**INSTRUCTIONS FOR THE TASK:** Output all the data exactly. Pictures do not belong in the copy.

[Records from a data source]
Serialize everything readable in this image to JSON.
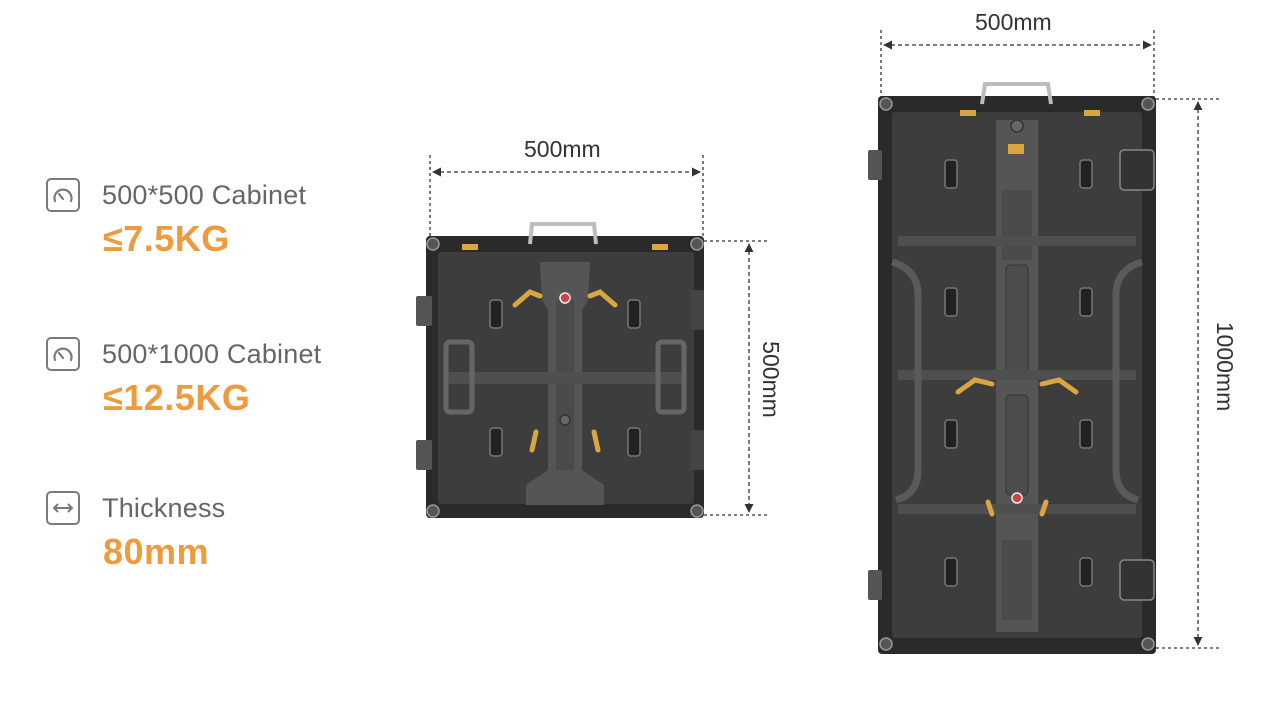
{
  "specs": [
    {
      "label": "500*500 Cabinet",
      "value": "≤7.5KG",
      "icon": "speedometer-icon"
    },
    {
      "label": "500*1000 Cabinet",
      "value": "≤12.5KG",
      "icon": "speedometer-icon"
    },
    {
      "label": "Thickness",
      "value": "80mm",
      "icon": "width-arrows-icon"
    }
  ],
  "small_cabinet": {
    "width_label": "500mm",
    "height_label": "500mm"
  },
  "large_cabinet": {
    "width_label": "500mm",
    "height_label": "1000mm"
  },
  "colors": {
    "accent": "#ef9a3c",
    "label": "#666666",
    "cabinet": "#3a3a3a",
    "bracket": "#d9a640"
  }
}
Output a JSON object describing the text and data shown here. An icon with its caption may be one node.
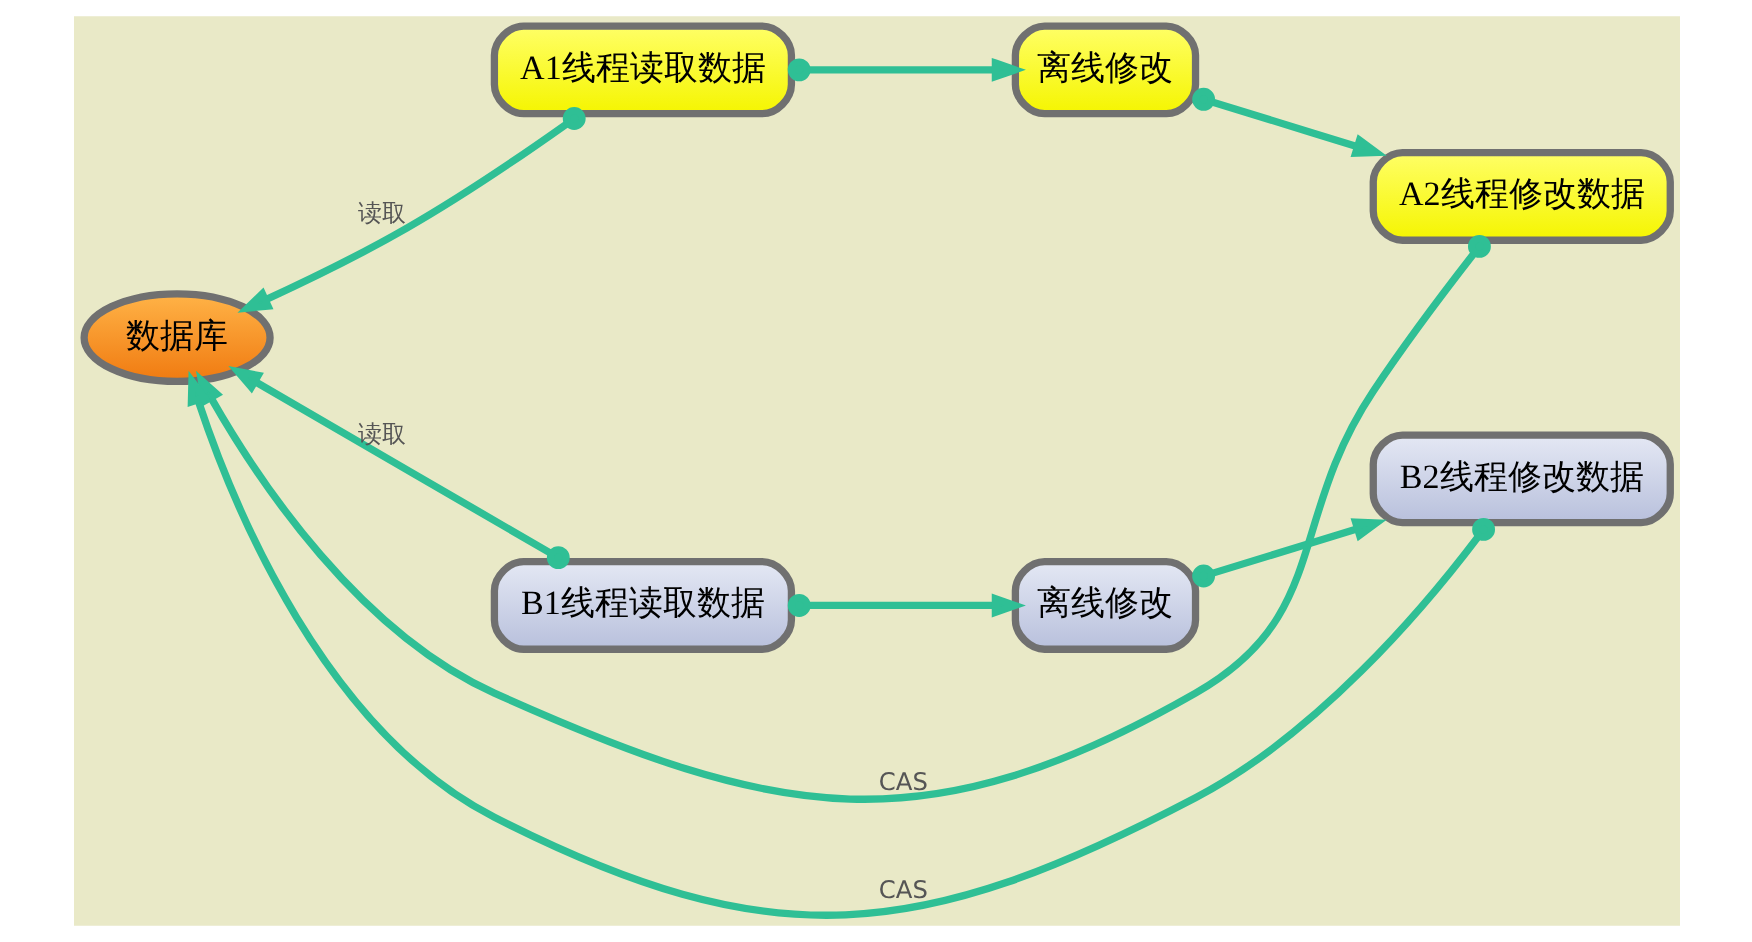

**WRITTEN SOLUTION:**
Serialize everything readable in this image to JSON.
{
  "specs": [
    {
      "label": "500*500 Cabinet",
      "value": "≤7.5KG",
      "icon": "speedometer-icon"
    },
    {
      "label": "500*1000 Cabinet",
      "value": "≤12.5KG",
      "icon": "speedometer-icon"
    },
    {
      "label": "Thickness",
      "value": "80mm",
      "icon": "width-arrows-icon"
    }
  ],
  "small_cabinet": {
    "width_label": "500mm",
    "height_label": "500mm"
  },
  "large_cabinet": {
    "width_label": "500mm",
    "height_label": "1000mm"
  },
  "colors": {
    "accent": "#ef9a3c",
    "label": "#666666",
    "cabinet": "#3a3a3a",
    "bracket": "#d9a640"
  }
}
Output a JSON object describing the text and data shown here. An icon with its caption may be one node.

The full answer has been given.